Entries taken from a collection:
□ □ □ □ □ □ □

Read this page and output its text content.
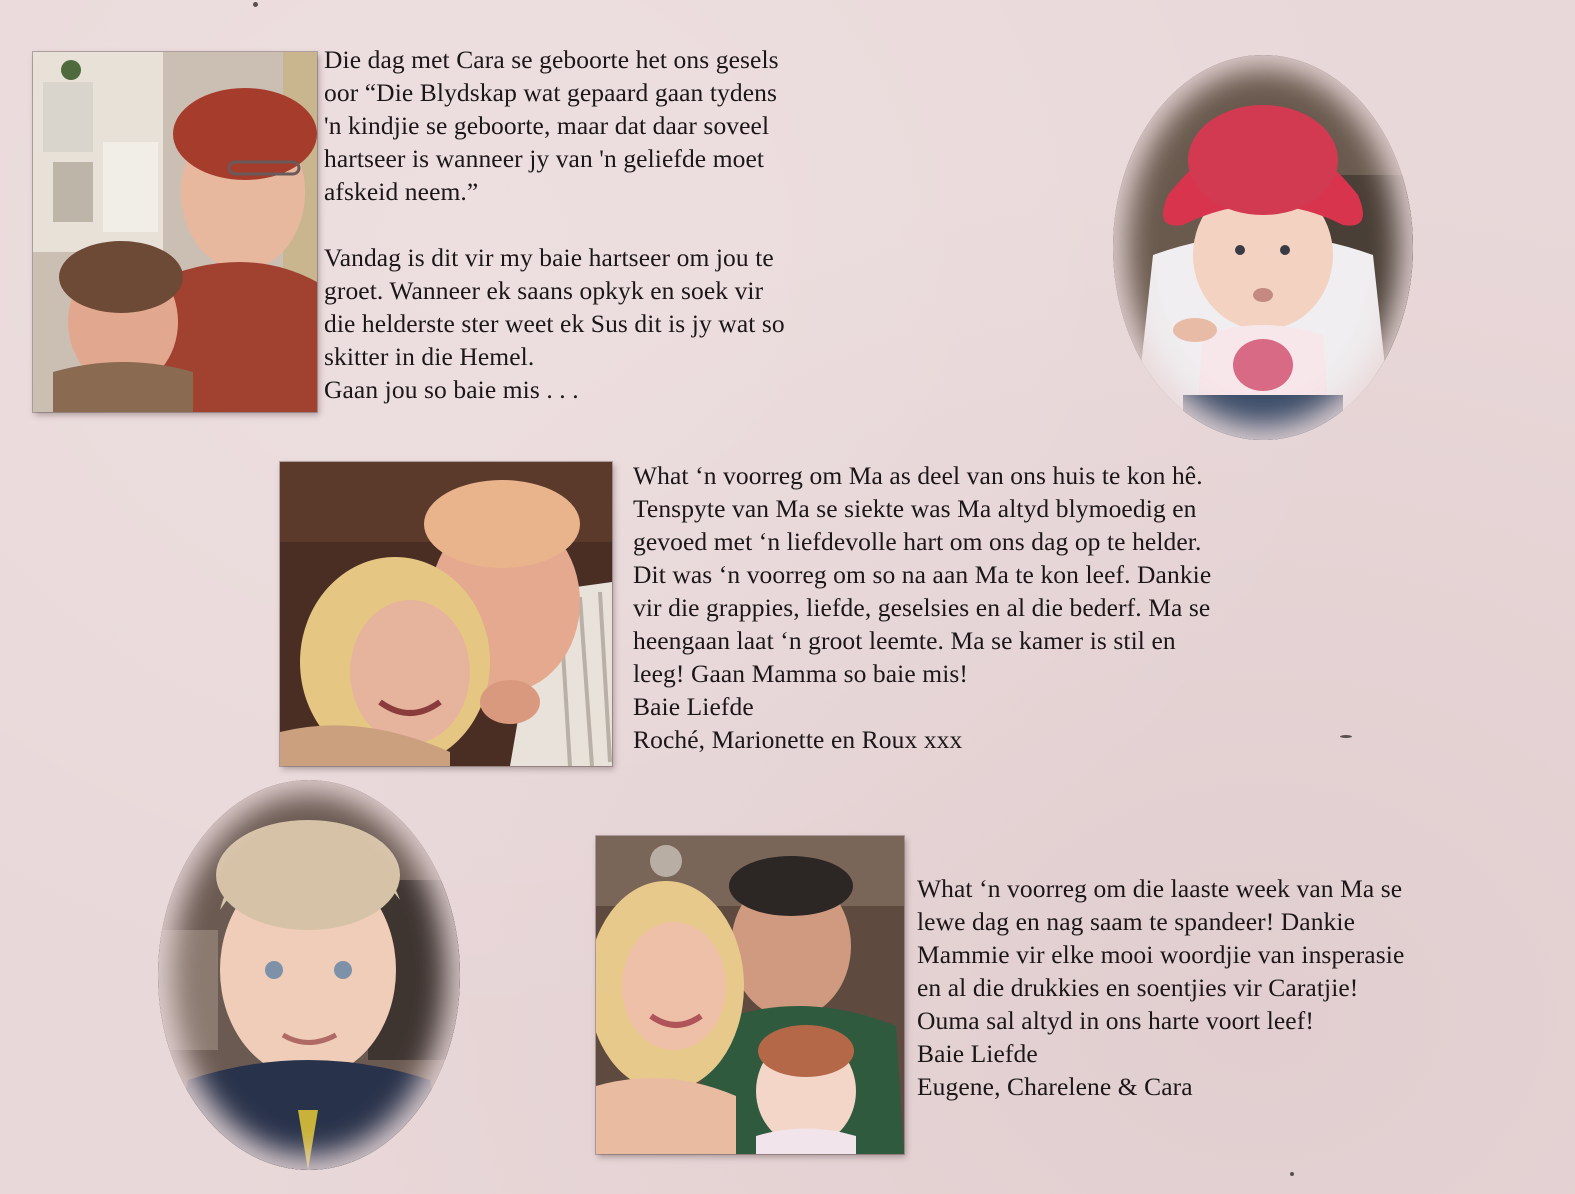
Die dag met Cara se geboorte het ons gesels
oor “Die Blydskap wat gepaard gaan tydens
'n kindjie se geboorte, maar dat daar soveel
hartseer is wanneer jy van 'n geliefde moet
afskeid neem.”
Vandag is dit vir my baie hartseer om jou te
groet. Wanneer ek saans opkyk en soek vir
die helderste ster weet ek Sus dit is jy wat so
skitter in die Hemel.
Gaan jou so baie mis . . .
What ‘n voorreg om Ma as deel van ons huis te kon hê.
Tenspyte van Ma se siekte was Ma altyd blymoedig en
gevoed met ‘n liefdevolle hart om ons dag op te helder.
Dit was ‘n voorreg om so na aan Ma te kon leef. Dankie
vir die grappies, liefde, geselsies en al die bederf. Ma se
heengaan laat ‘n groot leemte. Ma se kamer is stil en
leeg! Gaan Mamma so baie mis!
Baie Liefde
Roché, Marionette en Roux xxx
What ‘n voorreg om die laaste week van Ma se
lewe dag en nag saam te spandeer! Dankie
Mammie vir elke mooi woordjie van insperasie
en al die drukkies en soentjies vir Caratjie!
Ouma sal altyd in ons harte voort leef!
Baie Liefde
Eugene, Charelene & Cara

□ □ □ □ □ □ □

## [Goal]
Report the number of lines above that contain the word "altyd", and only that number.

## [Reply to the task]
2